▶ [Selected text]
Uptake of atmospheric carbon dioxide in Arctic shelf seas: evaluation of the relative importance of processes that influence pCO 2 in water transported over the Bering–Chukchi Sea shelf

Abstract

The uptake of atmospheric carbon dioxide in the water transported over the Bering–Chukchi shelves has been assessed from the change in carbon-related chemical constituents. The calculated uptake of atmospheric CO 2 from the time that the water enters the Bering Sea shelf until it reaches the northern Chukchi Sea shelf slope (∼1 year) was estimated to be 86±22 g C m −2 in the upper 100 m. Combining the average uptake per m 3 with a volume flow of 0.83×10 6 m 3 s −1 through the Bering Strait yields a flux of 22×10 12 g C year −1. We have also estimated the relative contribution from cooling, biology, freshening, CaCO 3 dissolution, and denitrification for the modification of the seawater pCO 2 over the shelf. The latter three had negligible impact on pCO 2 compared to biology and cooling. Biology was found to be almost twice as important as cooling for lowering the pCO 2 in the water on the Bering–Chukchi shelves. Those results were compared with earlier surveys made in the Barents Sea, where the uptake of atmospheric CO 2 was about half that estimated in the Bering–Chukchi Seas. Cooling and biology were of nearly equal significance in the Barents Sea in driving the flux of CO 2 into the ocean. The differences between the two regions are discussed. The loss of inorganic carbon due to primary production was estimated from the change in phosphate concentration in the water column. A larger loss of nitrate relative to phosphate compared to the classical ΔN/ΔP ratio of 16 was found. This excess loss was about 30% of the initial nitrate concentration and could possibly be explained by denitrification in the sediment of the Bering and Chukchi Seas.

Document understanding data:
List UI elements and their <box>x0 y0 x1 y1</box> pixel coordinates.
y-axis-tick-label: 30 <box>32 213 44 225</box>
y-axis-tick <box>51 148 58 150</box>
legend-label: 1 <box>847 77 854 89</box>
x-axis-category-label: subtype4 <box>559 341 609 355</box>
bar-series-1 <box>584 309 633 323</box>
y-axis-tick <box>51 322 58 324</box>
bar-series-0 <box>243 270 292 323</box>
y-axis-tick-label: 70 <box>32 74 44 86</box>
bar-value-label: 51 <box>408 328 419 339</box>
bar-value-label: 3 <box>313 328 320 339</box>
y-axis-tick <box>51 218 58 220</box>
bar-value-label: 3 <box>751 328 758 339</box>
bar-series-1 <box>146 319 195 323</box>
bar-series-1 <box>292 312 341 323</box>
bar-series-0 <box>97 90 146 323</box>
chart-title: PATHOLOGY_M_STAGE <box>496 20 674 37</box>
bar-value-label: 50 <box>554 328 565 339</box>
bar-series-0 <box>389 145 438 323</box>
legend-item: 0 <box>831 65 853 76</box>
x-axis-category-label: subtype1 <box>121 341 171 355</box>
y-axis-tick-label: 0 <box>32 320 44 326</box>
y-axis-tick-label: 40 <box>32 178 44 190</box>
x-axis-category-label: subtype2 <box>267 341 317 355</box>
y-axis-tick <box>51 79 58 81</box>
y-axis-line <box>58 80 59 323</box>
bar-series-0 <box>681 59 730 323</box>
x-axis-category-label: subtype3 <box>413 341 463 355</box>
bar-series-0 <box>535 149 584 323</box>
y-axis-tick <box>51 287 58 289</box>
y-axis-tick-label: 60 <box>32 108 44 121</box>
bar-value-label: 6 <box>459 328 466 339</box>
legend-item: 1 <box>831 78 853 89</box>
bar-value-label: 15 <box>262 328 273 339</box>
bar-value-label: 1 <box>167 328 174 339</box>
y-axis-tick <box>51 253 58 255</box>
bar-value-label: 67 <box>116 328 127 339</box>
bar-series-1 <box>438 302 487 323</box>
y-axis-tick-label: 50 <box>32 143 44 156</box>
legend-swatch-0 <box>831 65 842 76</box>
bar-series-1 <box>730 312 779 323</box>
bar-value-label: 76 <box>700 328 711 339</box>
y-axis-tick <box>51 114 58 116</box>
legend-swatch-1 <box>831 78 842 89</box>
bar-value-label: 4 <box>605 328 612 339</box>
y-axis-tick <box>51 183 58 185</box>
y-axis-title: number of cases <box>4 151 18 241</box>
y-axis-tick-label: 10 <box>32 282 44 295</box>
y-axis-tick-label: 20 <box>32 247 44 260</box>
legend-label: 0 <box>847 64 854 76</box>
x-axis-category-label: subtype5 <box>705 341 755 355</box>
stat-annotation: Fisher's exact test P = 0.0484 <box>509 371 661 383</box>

▶ [Exercise details] Reproduce the Bering–Chukchi shelf CO2 uptake text above in full, with no changes.

▶ [Result below]
Uptake of atmospheric carbon dioxide in Arctic shelf seas: evaluation of the relative importance of processes that influence pCO 2 in water transported over the Bering–Chukchi Sea shelf

Abstract

The uptake of atmospheric carbon dioxide in the water transported over the Bering–Chukchi shelves has been assessed from the change in carbon-related chemical constituents. The calculated uptake of atmospheric CO 2 from the time that the water enters the Bering Sea shelf until it reaches the northern Chukchi Sea shelf slope (∼1 year) was estimated to be 86±22 g C m −2 in the upper 100 m. Combining the average uptake per m 3 with a volume flow of 0.83×10 6 m 3 s −1 through the Bering Strait yields a flux of 22×10 12 g C year −1. We have also estimated the relative contribution from cooling, biology, freshening, CaCO 3 dissolution, and denitrification for the modification of the seawater pCO 2 over the shelf. The latter three had negligible impact on pCO 2 compared to biology and cooling. Biology was found to be almost twice as important as cooling for lowering the pCO 2 in the water on the Bering–Chukchi shelves. Those results were compared with earlier surveys made in the Barents Sea, where the uptake of atmospheric CO 2 was about half that estimated in the Bering–Chukchi Seas. Cooling and biology were of nearly equal significance in the Barents Sea in driving the flux of CO 2 into the ocean. The differences between the two regions are discussed. The loss of inorganic carbon due to primary production was estimated from the change in phosphate concentration in the water column. A larger loss of nitrate relative to phosphate compared to the classical ΔN/ΔP ratio of 16 was found. This excess loss was about 30% of the initial nitrate concentration and could possibly be explained by denitrification in the sediment of the Bering and Chukchi Seas.